* _Task goal_
Could every line of the data be printed exactly as it reads?

* _Available data_

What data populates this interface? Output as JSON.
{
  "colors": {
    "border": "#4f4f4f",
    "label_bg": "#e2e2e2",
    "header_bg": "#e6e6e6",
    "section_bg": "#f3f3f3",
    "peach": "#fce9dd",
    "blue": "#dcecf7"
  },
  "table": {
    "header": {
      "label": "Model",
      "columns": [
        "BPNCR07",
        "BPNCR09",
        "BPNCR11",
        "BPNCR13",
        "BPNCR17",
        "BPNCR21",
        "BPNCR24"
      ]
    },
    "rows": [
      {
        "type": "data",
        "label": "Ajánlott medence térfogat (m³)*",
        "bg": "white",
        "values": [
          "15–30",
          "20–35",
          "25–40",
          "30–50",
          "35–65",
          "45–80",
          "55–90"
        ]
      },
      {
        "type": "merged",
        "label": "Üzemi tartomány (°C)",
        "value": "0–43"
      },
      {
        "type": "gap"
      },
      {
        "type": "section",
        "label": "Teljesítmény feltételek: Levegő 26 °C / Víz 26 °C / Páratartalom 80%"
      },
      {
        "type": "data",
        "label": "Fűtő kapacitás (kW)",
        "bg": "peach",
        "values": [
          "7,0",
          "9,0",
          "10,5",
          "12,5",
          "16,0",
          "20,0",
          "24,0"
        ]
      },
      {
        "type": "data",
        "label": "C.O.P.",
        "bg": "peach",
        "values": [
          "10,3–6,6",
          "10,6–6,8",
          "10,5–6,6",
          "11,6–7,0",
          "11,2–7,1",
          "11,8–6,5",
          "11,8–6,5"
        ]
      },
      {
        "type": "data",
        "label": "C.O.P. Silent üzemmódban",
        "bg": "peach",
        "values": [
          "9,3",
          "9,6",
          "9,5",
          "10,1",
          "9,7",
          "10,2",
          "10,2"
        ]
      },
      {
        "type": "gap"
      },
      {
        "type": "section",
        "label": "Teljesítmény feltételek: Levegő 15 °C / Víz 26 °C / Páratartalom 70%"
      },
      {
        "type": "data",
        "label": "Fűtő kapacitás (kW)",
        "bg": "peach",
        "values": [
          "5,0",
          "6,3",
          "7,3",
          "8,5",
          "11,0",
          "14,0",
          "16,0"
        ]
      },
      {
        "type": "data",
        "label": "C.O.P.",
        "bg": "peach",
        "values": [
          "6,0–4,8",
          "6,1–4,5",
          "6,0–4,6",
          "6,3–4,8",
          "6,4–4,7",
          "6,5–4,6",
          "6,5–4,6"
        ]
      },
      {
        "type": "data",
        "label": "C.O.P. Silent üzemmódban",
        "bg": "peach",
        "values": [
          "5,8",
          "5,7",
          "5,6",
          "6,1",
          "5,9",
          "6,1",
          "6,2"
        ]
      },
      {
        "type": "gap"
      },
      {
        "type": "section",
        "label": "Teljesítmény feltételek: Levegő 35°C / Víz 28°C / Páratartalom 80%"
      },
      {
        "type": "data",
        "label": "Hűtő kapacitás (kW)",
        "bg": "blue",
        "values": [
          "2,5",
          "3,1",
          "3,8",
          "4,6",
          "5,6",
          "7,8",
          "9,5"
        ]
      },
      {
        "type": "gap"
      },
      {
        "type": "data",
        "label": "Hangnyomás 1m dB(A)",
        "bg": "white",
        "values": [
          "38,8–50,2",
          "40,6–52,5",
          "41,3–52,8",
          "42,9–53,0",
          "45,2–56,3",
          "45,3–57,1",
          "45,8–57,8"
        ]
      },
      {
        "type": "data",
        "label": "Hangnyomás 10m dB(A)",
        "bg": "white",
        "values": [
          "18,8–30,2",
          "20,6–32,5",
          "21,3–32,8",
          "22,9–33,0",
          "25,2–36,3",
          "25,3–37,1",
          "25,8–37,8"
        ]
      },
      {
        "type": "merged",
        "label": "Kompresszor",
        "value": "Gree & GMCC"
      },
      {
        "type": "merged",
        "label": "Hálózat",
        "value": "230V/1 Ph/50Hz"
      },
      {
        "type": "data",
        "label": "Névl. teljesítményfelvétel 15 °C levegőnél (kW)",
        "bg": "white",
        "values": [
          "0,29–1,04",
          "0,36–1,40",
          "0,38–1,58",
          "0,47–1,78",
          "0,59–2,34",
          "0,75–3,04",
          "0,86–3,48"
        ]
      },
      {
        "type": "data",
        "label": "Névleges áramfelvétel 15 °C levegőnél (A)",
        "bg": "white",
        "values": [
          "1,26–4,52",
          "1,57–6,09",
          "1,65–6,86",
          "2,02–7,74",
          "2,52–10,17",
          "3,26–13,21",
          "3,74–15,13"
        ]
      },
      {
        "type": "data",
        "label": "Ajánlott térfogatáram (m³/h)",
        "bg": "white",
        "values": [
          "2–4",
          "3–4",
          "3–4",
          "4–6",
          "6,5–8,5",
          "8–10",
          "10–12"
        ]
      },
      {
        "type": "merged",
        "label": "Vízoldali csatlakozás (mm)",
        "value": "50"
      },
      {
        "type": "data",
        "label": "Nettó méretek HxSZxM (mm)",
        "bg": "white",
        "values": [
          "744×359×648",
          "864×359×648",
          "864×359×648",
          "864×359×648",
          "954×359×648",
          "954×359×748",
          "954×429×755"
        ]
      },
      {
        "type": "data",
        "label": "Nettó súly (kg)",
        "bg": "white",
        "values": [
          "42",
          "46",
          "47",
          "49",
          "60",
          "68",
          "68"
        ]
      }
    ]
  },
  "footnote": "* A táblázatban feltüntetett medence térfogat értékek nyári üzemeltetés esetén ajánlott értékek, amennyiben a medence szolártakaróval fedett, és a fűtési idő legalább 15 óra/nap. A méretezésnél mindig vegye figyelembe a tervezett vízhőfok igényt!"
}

* _Correct result_
What data populates this interface? Output as JSON.
{
  "colors": {
    "border": "#4f4f4f",
    "label_bg": "#e2e2e2",
    "header_bg": "#e6e6e6",
    "section_bg": "#f3f3f3",
    "peach": "#fce9dd",
    "blue": "#dcecf7"
  },
  "table": {
    "header": {
      "label": "Model",
      "columns": [
        "BPNCR07",
        "BPNCR09",
        "BPNCR11",
        "BPNCR13",
        "BPNCR17",
        "BPNCR21",
        "BPNCR24"
      ]
    },
    "rows": [
      {
        "type": "data",
        "label": "Ajánlott medence térfogat (m³)*",
        "bg": "white",
        "values": [
          "15–30",
          "20–35",
          "25–40",
          "30–50",
          "35–65",
          "45–80",
          "55–90"
        ]
      },
      {
        "type": "merged",
        "label": "Üzemi tartomány (°C)",
        "value": "0–43"
      },
      {
        "type": "gap"
      },
      {
        "type": "section",
        "label": "Teljesítmény feltételek: Levegő 26 °C / Víz 26 °C / Páratartalom 80%"
      },
      {
        "type": "data",
        "label": "Fűtő kapacitás (kW)",
        "bg": "peach",
        "values": [
          "7,0",
          "9,0",
          "10,5",
          "12,5",
          "16,0",
          "20,0",
          "24,0"
        ]
      },
      {
        "type": "data",
        "label": "C.O.P.",
        "bg": "peach",
        "values": [
          "10,3–6,6",
          "10,6–6,8",
          "10,5–6,6",
          "11,6–7,0",
          "11,2–7,1",
          "11,8–6,5",
          "11,8–6,5"
        ]
      },
      {
        "type": "data",
        "label": "C.O.P. Silent üzemmódban",
        "bg": "peach",
        "values": [
          "9,3",
          "9,6",
          "9,5",
          "10,1",
          "9,7",
          "10,2",
          "10,2"
        ]
      },
      {
        "type": "gap"
      },
      {
        "type": "section",
        "label": "Teljesítmény feltételek: Levegő 15 °C / Víz 26 °C / Páratartalom 70%"
      },
      {
        "type": "data",
        "label": "Fűtő kapacitás (kW)",
        "bg": "peach",
        "values": [
          "5,0",
          "6,3",
          "7,3",
          "8,5",
          "11,0",
          "14,0",
          "16,0"
        ]
      },
      {
        "type": "data",
        "label": "C.O.P.",
        "bg": "peach",
        "values": [
          "6,0–4,8",
          "6,1–4,5",
          "6,0–4,6",
          "6,3–4,8",
          "6,4–4,7",
          "6,5–4,6",
          "6,5–4,6"
        ]
      },
      {
        "type": "data",
        "label": "C.O.P. Silent üzemmódban",
        "bg": "peach",
        "values": [
          "5,8",
          "5,7",
          "5,6",
          "6,1",
          "5,9",
          "6,1",
          "6,2"
        ]
      },
      {
        "type": "gap"
      },
      {
        "type": "section",
        "label": "Teljesítmény feltételek: Levegő 35°C / Víz 28°C / Páratartalom 80%"
      },
      {
        "type": "data",
        "label": "Hűtő kapacitás (kW)",
        "bg": "blue",
        "values": [
          "2,5",
          "3,1",
          "3,8",
          "4,6",
          "5,6",
          "7,8",
          "9,5"
        ]
      },
      {
        "type": "gap"
      },
      {
        "type": "data",
        "label": "Hangnyomás 1m dB(A)",
        "bg": "white",
        "values": [
          "38,8–50,2",
          "40,6–52,5",
          "41,3–52,8",
          "42,9–53,0",
          "45,2–56,3",
          "45,3–57,1",
          "45,8–57,8"
        ]
      },
      {
        "type": "data",
        "label": "Hangnyomás 10m dB(A)",
        "bg": "white",
        "values": [
          "18,8–30,2",
          "20,6–32,5",
          "21,3–32,8",
          "22,9–33,0",
          "25,2–36,3",
          "25,3–37,1",
          "25,8–37,8"
        ]
      },
      {
        "type": "merged",
        "label": "Kompresszor",
        "value": "Gree & GMCC"
      },
      {
        "type": "merged",
        "label": "Hálózat",
        "value": "230V/1 Ph/50Hz"
      },
      {
        "type": "data",
        "label": "Névl. teljesítményfelvétel 15 °C levegőnél (kW)",
        "bg": "white",
        "values": [
          "0,29–1,04",
          "0,36–1,40",
          "0,38–1,58",
          "0,47–1,78",
          "0,59–2,34",
          "0,75–3,04",
          "0,86–3,48"
        ]
      },
      {
        "type": "data",
        "label": "Névleges áramfelvétel 15 °C levegőnél (A)",
        "bg": "white",
        "values": [
          "1,26–4,52",
          "1,57–6,09",
          "1,65–6,86",
          "2,02–7,74",
          "2,52–10,17",
          "3,26–13,21",
          "3,74–15,13"
        ]
      },
      {
        "type": "data",
        "label": "Ajánlott térfogatáram (m³/h)",
        "bg": "white",
        "values": [
          "2–4",
          "3–4",
          "3–4",
          "4–6",
          "6,5–8,5",
          "8–10",
          "10–12"
        ]
      },
      {
        "type": "merged",
        "label": "Vízoldali csatlakozás (mm)",
        "value": "50"
      },
      {
        "type": "data",
        "label": "Nettó méretek HxSZxM (mm)",
        "bg": "white",
        "values": [
          "744×359×648",
          "864×359×648",
          "864×359×648",
          "864×359×648",
          "954×359×648",
          "954×359×748",
          "954×429×755"
        ]
      },
      {
        "type": "data",
        "label": "Nettó súly (kg)",
        "bg": "white",
        "values": [
          "42",
          "46",
          "47",
          "49",
          "60",
          "68",
          "68"
        ]
      }
    ]
  },
  "footnote": "* A táblázatban feltüntetett medence térfogat értékek nyári üzemeltetés esetén ajánlott értékek, amennyiben a medence szolártakaróval fedett, és a fűtési idő legalább 15 óra/nap. A méretezésnél mindig vegye figyelembe a tervezett vízhőfok igényt!"
}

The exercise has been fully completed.